## Your task
Gather every line from the entries below that includes "POSTANOWIENIA".

— Start Records for processing —

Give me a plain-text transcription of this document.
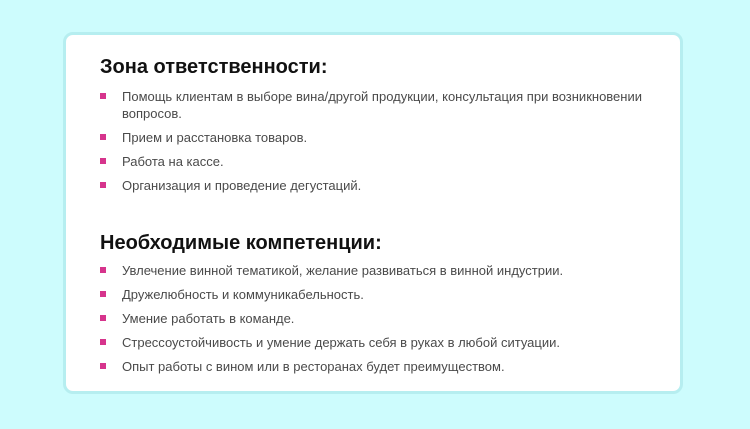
Зона ответственности:
Помощь клиентам в выборе вина/другой продукции, консультация при возникновении вопросов.
Прием и расстановка товаров.
Работа на кассе.
Организация и проведение дегустаций.
Необходимые компетенции:
Увлечение винной тематикой, желание развиваться в винной индустрии.
Дружелюбность и коммуникабельность.
Умение работать в команде.
Стрессоустойчивость и умение держать себя в руках в любой ситуации.
Опыт работы с вином или в ресторанах будет преимуществом.
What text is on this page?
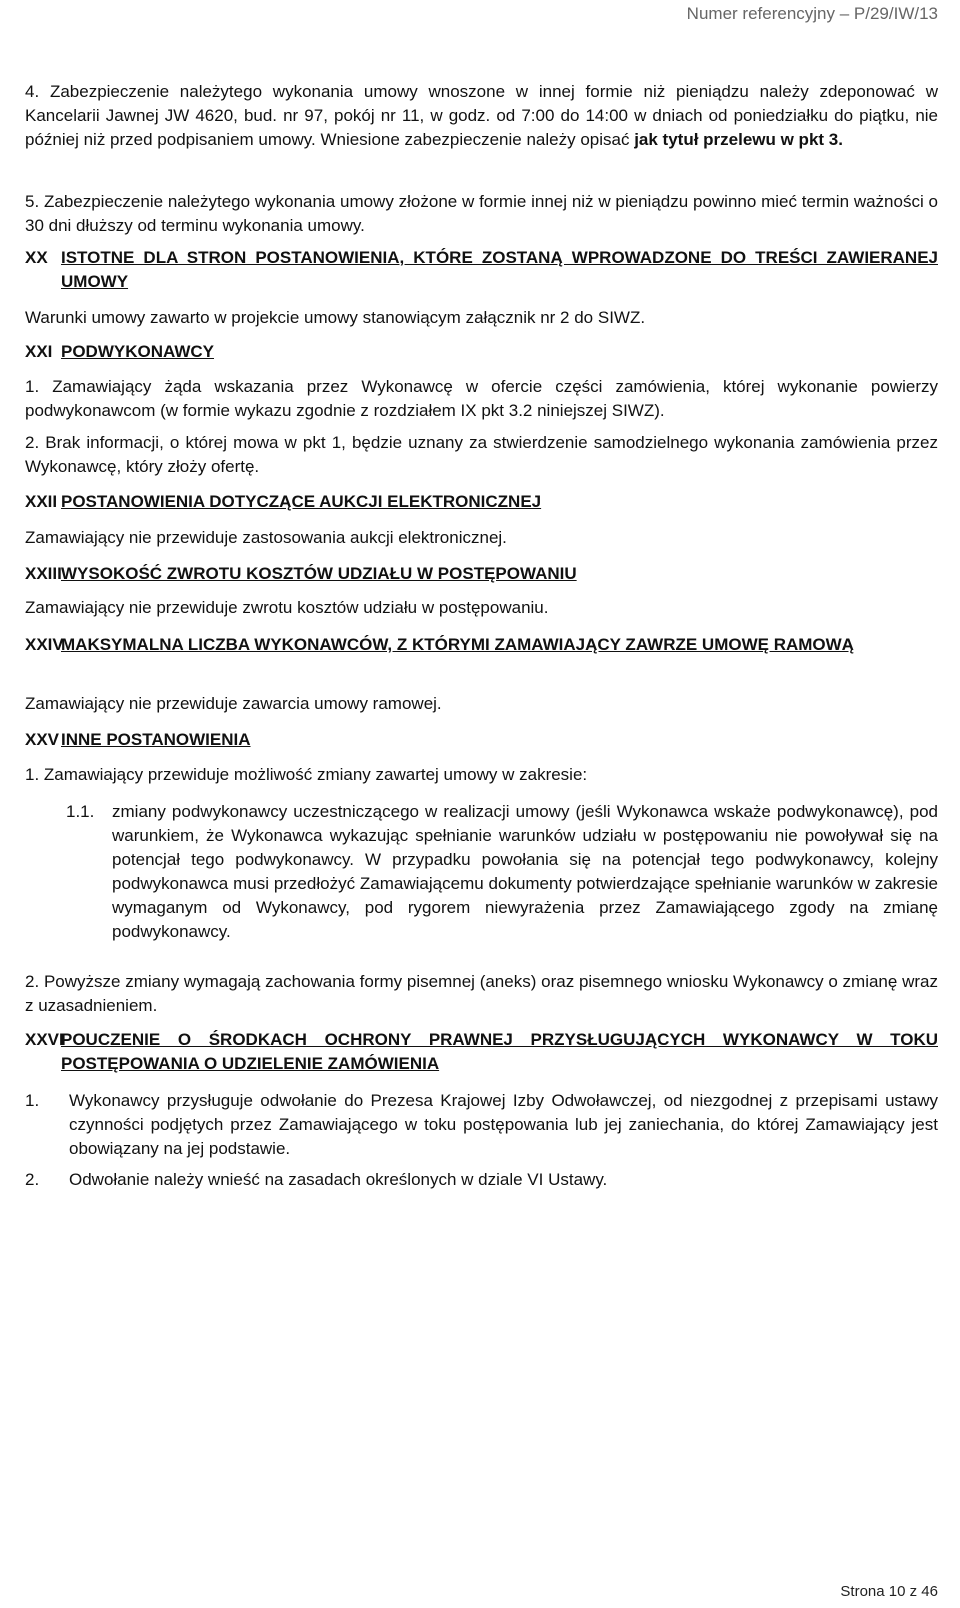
Numer referencyjny – P/29/IW/13
4. Zabezpieczenie należytego wykonania umowy wnoszone w innej formie niż pieniądzu należy zdeponować w Kancelarii Jawnej JW 4620, bud. nr 97, pokój nr 11, w godz. od 7:00 do 14:00 w dniach od poniedziałku do piątku, nie później niż przed podpisaniem umowy. Wniesione zabezpieczenie należy opisać jak tytuł przelewu w pkt 3.
5. Zabezpieczenie należytego wykonania umowy złożone w formie innej niż w pieniądzu powinno mieć termin ważności o 30 dni dłuższy od terminu wykonania umowy.
XX ISTOTNE DLA STRON POSTANOWIENIA, KTÓRE ZOSTANĄ WPROWADZONE DO TREŚCI ZAWIERANEJ UMOWY
Warunki umowy zawarto w projekcie umowy stanowiącym załącznik nr 2 do SIWZ.
XXI PODWYKONAWCY
1. Zamawiający żąda wskazania przez Wykonawcę w ofercie części zamówienia, której wykonanie powierzy podwykonawcom (w formie wykazu zgodnie z rozdziałem IX pkt 3.2 niniejszej SIWZ).
2. Brak informacji, o której mowa w pkt 1, będzie uznany za stwierdzenie samodzielnego wykonania zamówienia przez Wykonawcę, który złoży ofertę.
XXII POSTANOWIENIA DOTYCZĄCE AUKCJI ELEKTRONICZNEJ
Zamawiający nie przewiduje zastosowania aukcji elektronicznej.
XXIII WYSOKOŚĆ ZWROTU KOSZTÓW UDZIAŁU W POSTĘPOWANIU
Zamawiający nie przewiduje zwrotu kosztów udziału w postępowaniu.
XXIV
MAKSYMALNA LICZBA WYKONAWCÓW, Z KTÓRYMI ZAMAWIAJĄCY ZAWRZE UMOWĘ RAMOWĄ
Zamawiający nie przewiduje zawarcia umowy ramowej.
XXV INNE POSTANOWIENIA
1. Zamawiający przewiduje możliwość zmiany zawartej umowy w zakresie:
1.1. zmiany podwykonawcy uczestniczącego w realizacji umowy (jeśli Wykonawca wskaże podwykonawcę), pod warunkiem, że Wykonawca wykazując spełnianie warunków udziału w postępowaniu nie powoływał się na potencjał tego podwykonawcy. W przypadku powołania się na potencjał tego podwykonawcy, kolejny podwykonawca musi przedłożyć Zamawiającemu dokumenty potwierdzające spełnianie warunków w zakresie wymaganym od Wykonawcy, pod rygorem niewyrażenia przez Zamawiającego zgody na zmianę podwykonawcy.
2. Powyższe zmiany wymagają zachowania formy pisemnej (aneks) oraz pisemnego wniosku Wykonawcy o zmianę wraz z uzasadnieniem.
XXVI
POUCZENIE O ŚRODKACH OCHRONY PRAWNEJ PRZYSŁUGUJĄCYCH WYKONAWCY W TOKU POSTĘPOWANIA O UDZIELENIE ZAMÓWIENIA
1. Wykonawcy przysługuje odwołanie do Prezesa Krajowej Izby Odwoławczej, od niezgodnej z przepisami ustawy czynności podjętych przez Zamawiającego w toku postępowania lub jej zaniechania, do której Zamawiający jest obowiązany na jej podstawie.
2. Odwołanie należy wnieść na zasadach określonych w dziale VI Ustawy.
Strona 10 z 46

— End Records for processing —

## Result of the exercise
XX ISTOTNE DLA STRON POSTANOWIENIA, KTÓRE ZOSTANĄ WPROWADZONE DO TREŚCI ZAWIERANEJ UMOWY
XXII POSTANOWIENIA DOTYCZĄCE AUKCJI ELEKTRONICZNEJ
XXV INNE POSTANOWIENIA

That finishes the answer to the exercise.